(Records that describe figures)
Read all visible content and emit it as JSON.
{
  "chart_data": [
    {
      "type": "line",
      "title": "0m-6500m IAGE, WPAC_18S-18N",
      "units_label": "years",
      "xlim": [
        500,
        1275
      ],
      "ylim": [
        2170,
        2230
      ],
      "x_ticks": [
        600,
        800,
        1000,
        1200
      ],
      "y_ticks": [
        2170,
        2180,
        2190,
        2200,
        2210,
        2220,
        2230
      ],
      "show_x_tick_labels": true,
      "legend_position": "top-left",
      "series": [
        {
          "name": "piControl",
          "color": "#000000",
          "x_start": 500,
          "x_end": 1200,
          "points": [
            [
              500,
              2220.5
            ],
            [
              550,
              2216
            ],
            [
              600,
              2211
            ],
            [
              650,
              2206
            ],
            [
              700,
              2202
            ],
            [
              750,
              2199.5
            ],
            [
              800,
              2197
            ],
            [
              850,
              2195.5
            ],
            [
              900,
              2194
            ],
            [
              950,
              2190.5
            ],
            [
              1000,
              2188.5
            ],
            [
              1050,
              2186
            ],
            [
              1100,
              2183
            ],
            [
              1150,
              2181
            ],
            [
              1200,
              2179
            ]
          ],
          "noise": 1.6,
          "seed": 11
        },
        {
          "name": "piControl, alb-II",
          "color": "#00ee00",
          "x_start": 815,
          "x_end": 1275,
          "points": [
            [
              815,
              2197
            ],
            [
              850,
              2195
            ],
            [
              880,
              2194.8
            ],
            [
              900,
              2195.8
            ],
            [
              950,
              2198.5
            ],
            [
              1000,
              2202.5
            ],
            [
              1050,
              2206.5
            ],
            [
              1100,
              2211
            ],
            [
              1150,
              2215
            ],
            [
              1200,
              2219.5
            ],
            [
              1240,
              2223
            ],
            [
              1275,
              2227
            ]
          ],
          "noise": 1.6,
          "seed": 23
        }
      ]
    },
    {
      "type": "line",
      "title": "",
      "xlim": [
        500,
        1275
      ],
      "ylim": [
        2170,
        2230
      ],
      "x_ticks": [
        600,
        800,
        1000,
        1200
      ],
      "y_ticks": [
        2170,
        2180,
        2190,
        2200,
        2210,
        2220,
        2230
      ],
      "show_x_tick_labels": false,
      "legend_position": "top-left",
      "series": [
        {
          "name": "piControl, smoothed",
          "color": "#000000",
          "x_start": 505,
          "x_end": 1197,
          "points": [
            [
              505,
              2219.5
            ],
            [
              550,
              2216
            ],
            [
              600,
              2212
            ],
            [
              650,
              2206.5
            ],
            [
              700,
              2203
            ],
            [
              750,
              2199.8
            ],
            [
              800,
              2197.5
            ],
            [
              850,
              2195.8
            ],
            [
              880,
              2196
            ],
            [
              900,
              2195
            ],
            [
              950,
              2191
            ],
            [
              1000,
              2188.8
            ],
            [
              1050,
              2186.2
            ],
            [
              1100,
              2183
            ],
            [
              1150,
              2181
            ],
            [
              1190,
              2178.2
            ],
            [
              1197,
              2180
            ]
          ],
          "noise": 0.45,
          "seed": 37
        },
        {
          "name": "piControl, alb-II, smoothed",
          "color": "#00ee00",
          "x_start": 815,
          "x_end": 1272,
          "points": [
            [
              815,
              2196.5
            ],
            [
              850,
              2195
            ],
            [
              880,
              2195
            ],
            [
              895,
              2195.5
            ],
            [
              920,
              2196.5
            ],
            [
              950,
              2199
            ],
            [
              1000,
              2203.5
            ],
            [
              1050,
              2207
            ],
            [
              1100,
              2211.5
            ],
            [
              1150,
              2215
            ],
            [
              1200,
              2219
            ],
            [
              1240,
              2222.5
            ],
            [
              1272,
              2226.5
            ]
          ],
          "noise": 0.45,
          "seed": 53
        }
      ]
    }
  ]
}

• Stated task
In this exercise, repeat all entries exactly.

• Output
Read all visible content and emit it as JSON.
{
  "chart_data": [
    {
      "type": "line",
      "title": "0m-6500m IAGE, WPAC_18S-18N",
      "units_label": "years",
      "xlim": [
        500,
        1275
      ],
      "ylim": [
        2170,
        2230
      ],
      "x_ticks": [
        600,
        800,
        1000,
        1200
      ],
      "y_ticks": [
        2170,
        2180,
        2190,
        2200,
        2210,
        2220,
        2230
      ],
      "show_x_tick_labels": true,
      "legend_position": "top-left",
      "series": [
        {
          "name": "piControl",
          "color": "#000000",
          "x_start": 500,
          "x_end": 1200,
          "points": [
            [
              500,
              2220.5
            ],
            [
              550,
              2216
            ],
            [
              600,
              2211
            ],
            [
              650,
              2206
            ],
            [
              700,
              2202
            ],
            [
              750,
              2199.5
            ],
            [
              800,
              2197
            ],
            [
              850,
              2195.5
            ],
            [
              900,
              2194
            ],
            [
              950,
              2190.5
            ],
            [
              1000,
              2188.5
            ],
            [
              1050,
              2186
            ],
            [
              1100,
              2183
            ],
            [
              1150,
              2181
            ],
            [
              1200,
              2179
            ]
          ],
          "noise": 1.6,
          "seed": 11
        },
        {
          "name": "piControl, alb-II",
          "color": "#00ee00",
          "x_start": 815,
          "x_end": 1275,
          "points": [
            [
              815,
              2197
            ],
            [
              850,
              2195
            ],
            [
              880,
              2194.8
            ],
            [
              900,
              2195.8
            ],
            [
              950,
              2198.5
            ],
            [
              1000,
              2202.5
            ],
            [
              1050,
              2206.5
            ],
            [
              1100,
              2211
            ],
            [
              1150,
              2215
            ],
            [
              1200,
              2219.5
            ],
            [
              1240,
              2223
            ],
            [
              1275,
              2227
            ]
          ],
          "noise": 1.6,
          "seed": 23
        }
      ]
    },
    {
      "type": "line",
      "title": "",
      "xlim": [
        500,
        1275
      ],
      "ylim": [
        2170,
        2230
      ],
      "x_ticks": [
        600,
        800,
        1000,
        1200
      ],
      "y_ticks": [
        2170,
        2180,
        2190,
        2200,
        2210,
        2220,
        2230
      ],
      "show_x_tick_labels": false,
      "legend_position": "top-left",
      "series": [
        {
          "name": "piControl, smoothed",
          "color": "#000000",
          "x_start": 505,
          "x_end": 1197,
          "points": [
            [
              505,
              2219.5
            ],
            [
              550,
              2216
            ],
            [
              600,
              2212
            ],
            [
              650,
              2206.5
            ],
            [
              700,
              2203
            ],
            [
              750,
              2199.8
            ],
            [
              800,
              2197.5
            ],
            [
              850,
              2195.8
            ],
            [
              880,
              2196
            ],
            [
              900,
              2195
            ],
            [
              950,
              2191
            ],
            [
              1000,
              2188.8
            ],
            [
              1050,
              2186.2
            ],
            [
              1100,
              2183
            ],
            [
              1150,
              2181
            ],
            [
              1190,
              2178.2
            ],
            [
              1197,
              2180
            ]
          ],
          "noise": 0.45,
          "seed": 37
        },
        {
          "name": "piControl, alb-II, smoothed",
          "color": "#00ee00",
          "x_start": 815,
          "x_end": 1272,
          "points": [
            [
              815,
              2196.5
            ],
            [
              850,
              2195
            ],
            [
              880,
              2195
            ],
            [
              895,
              2195.5
            ],
            [
              920,
              2196.5
            ],
            [
              950,
              2199
            ],
            [
              1000,
              2203.5
            ],
            [
              1050,
              2207
            ],
            [
              1100,
              2211.5
            ],
            [
              1150,
              2215
            ],
            [
              1200,
              2219
            ],
            [
              1240,
              2222.5
            ],
            [
              1272,
              2226.5
            ]
          ],
          "noise": 0.45,
          "seed": 53
        }
      ]
    }
  ]
}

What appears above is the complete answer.